INSTRUCTIONS TO FOLLOW:
From the entries below, copy every line holding the word "Foreign".

INFORMATION GIVEN:
Begin
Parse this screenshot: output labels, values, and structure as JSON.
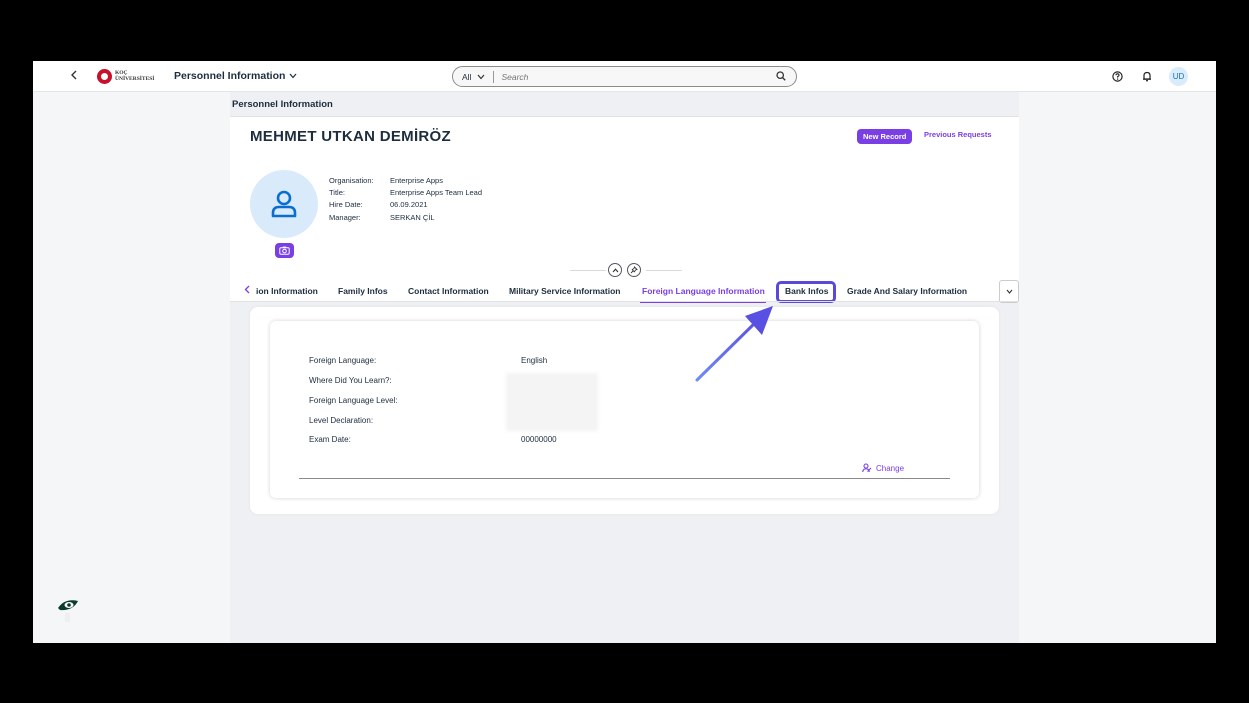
{
  "shell": {
    "back_icon": "chevron-left-icon",
    "logo_line1": "KOÇ",
    "logo_line2": "ÜNİVERSİTESİ",
    "app_title": "Personnel Information",
    "search_scope": "All",
    "search_placeholder": "Search",
    "user_initials": "UD",
    "accent_color": "#7a3fe4"
  },
  "page": {
    "title": "Personnel Information",
    "employee_name": "MEHMET UTKAN DEMİRÖZ",
    "new_record_label": "New Record",
    "previous_requests_label": "Previous Requests",
    "attributes": [
      {
        "label": "Organisation:",
        "value": "Enterprise Apps"
      },
      {
        "label": "Title:",
        "value": "Enterprise Apps Team Lead"
      },
      {
        "label": "Hire Date:",
        "value": "06.09.2021"
      },
      {
        "label": "Manager:",
        "value": "SERKAN ÇİL"
      }
    ]
  },
  "tabs": [
    {
      "label": "ion Information"
    },
    {
      "label": "Family Infos"
    },
    {
      "label": "Contact Information"
    },
    {
      "label": "Military Service Information"
    },
    {
      "label": "Foreign Language Information"
    },
    {
      "label": "Bank Infos"
    },
    {
      "label": "Grade And Salary Information"
    }
  ],
  "active_tab": "Foreign Language Information",
  "highlighted_tab": "Bank Infos",
  "form": {
    "fields": [
      {
        "label": "Foreign Language:",
        "value": "English"
      },
      {
        "label": "Where Did You Learn?:",
        "value": ""
      },
      {
        "label": "Foreign Language Level:",
        "value": ""
      },
      {
        "label": "Level Declaration:",
        "value": ""
      },
      {
        "label": "Exam Date:",
        "value": "00000000"
      }
    ],
    "change_label": "Change"
  }
}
End
SOLUTION TO THIS EXERCISE:
      "label": "Foreign Language Information"
  "active_tab": "Foreign Language Information",
        "label": "Foreign Language:",
        "label": "Foreign Language Level:",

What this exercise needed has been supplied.